*WORK TO DO*:
Find the string "JSON" and gather every line that holds it.

### DATASET CONTENT

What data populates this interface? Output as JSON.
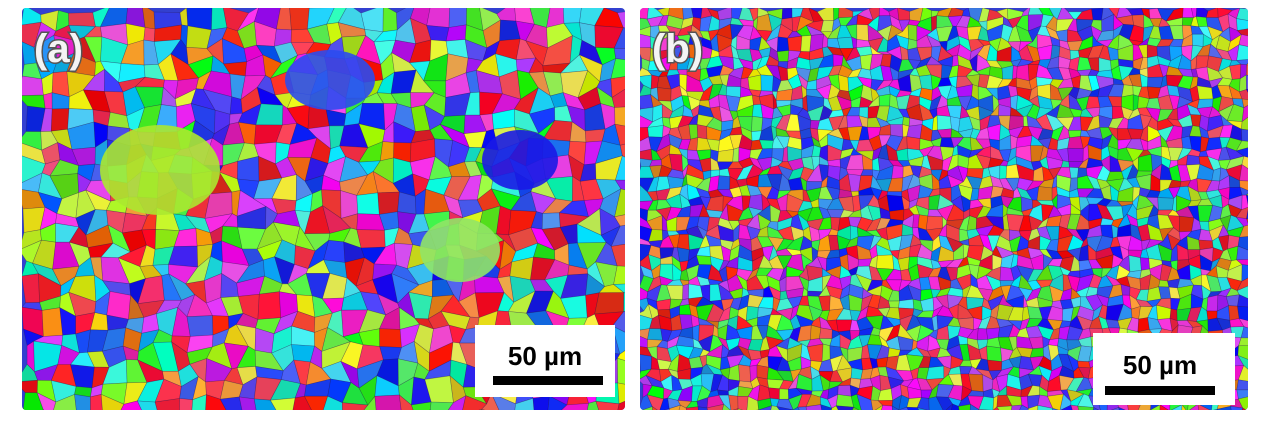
{
  "panels": [
    {
      "label": "(a)",
      "scale_bar": "50 µm"
    },
    {
      "label": "(b)",
      "scale_bar": "50 µm"
    }
  ]
}
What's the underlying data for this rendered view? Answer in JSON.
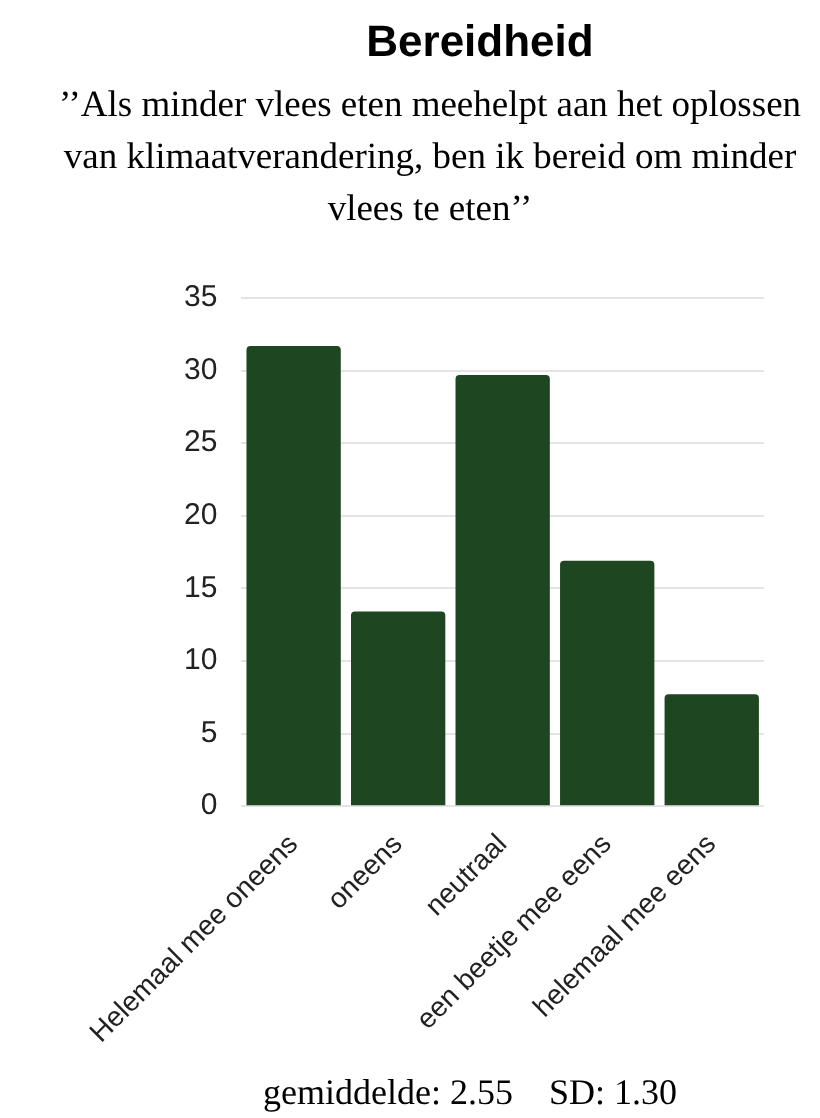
{
  "chart_data": {
    "type": "bar",
    "title": "Bereidheid",
    "subtitle": "’’Als minder vlees eten meehelpt aan het oplossen van klimaatverandering, ben ik bereid om minder vlees te eten’’",
    "categories": [
      "Helemaal mee oneens",
      "oneens",
      "neutraal",
      "een beetje mee eens",
      "helemaal mee eens"
    ],
    "values": [
      31.7,
      13.4,
      29.7,
      16.9,
      7.7
    ],
    "color": "#1e4620",
    "ylim": [
      0,
      35
    ],
    "yticks": [
      0,
      5,
      10,
      15,
      20,
      25,
      30,
      35
    ],
    "grid": "y",
    "legend": false,
    "annotations": [
      "gemiddelde: 2.55    SD: 1.30"
    ]
  }
}
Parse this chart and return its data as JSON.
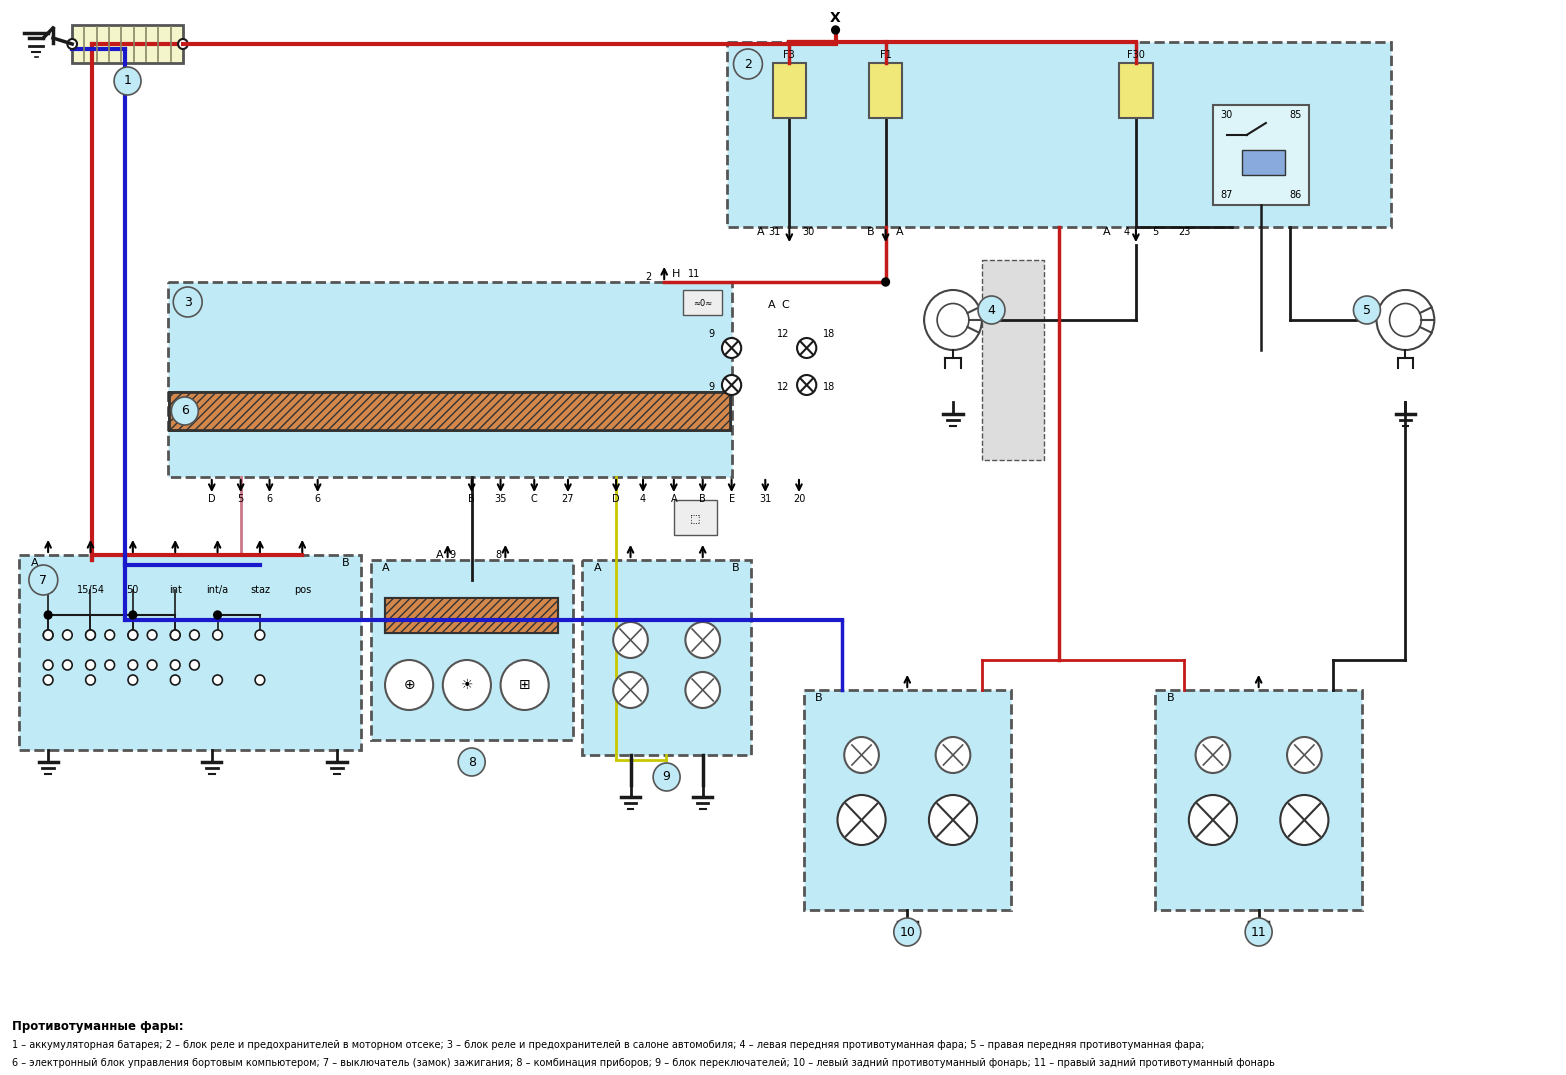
{
  "bg_color": "#ffffff",
  "fig_width": 15.66,
  "fig_height": 10.75,
  "caption_bold": "Противотуманные фары:",
  "caption_line1": "1 – аккумуляторная батарея; 2 – блок реле и предохранителей в моторном отсеке; 3 – блок реле и предохранителей в салоне автомобиля; 4 – левая передняя противотуманная фара; 5 – правая передняя противотуманная фара;",
  "caption_line2": "6 – электронный блок управления бортовым компьютером; 7 – выключатель (замок) зажигания; 8 – комбинация приборов; 9 – блок переключателей; 10 – левый задний противотуманный фонарь; 11 – правый задний противотуманный фонарь",
  "wire_red": "#c41a1a",
  "wire_blue": "#1a1acc",
  "wire_dark": "#1a1a1a",
  "wire_yellow": "#c8c800",
  "wire_pink": "#cc7788",
  "wire_brown": "#884422",
  "box_cyan": "#c0eaf5",
  "box_orange": "#d4874a",
  "box_yellow_light": "#f5f0c0",
  "box_border_dashed": "#444444",
  "relay_fill": "#aad8e8",
  "label_color": "#000000"
}
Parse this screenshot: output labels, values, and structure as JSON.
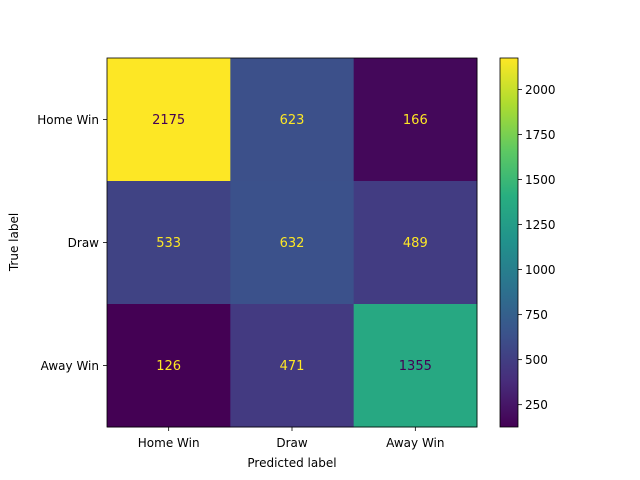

######

*TASK SOLUTION*:
What data populates this interface? Output as JSON.
What's the underlying data for this rendered view? Answer in JSON.
Parse this chart and return its data as JSON.
Parse this screenshot: output labels, values, and structure as JSON.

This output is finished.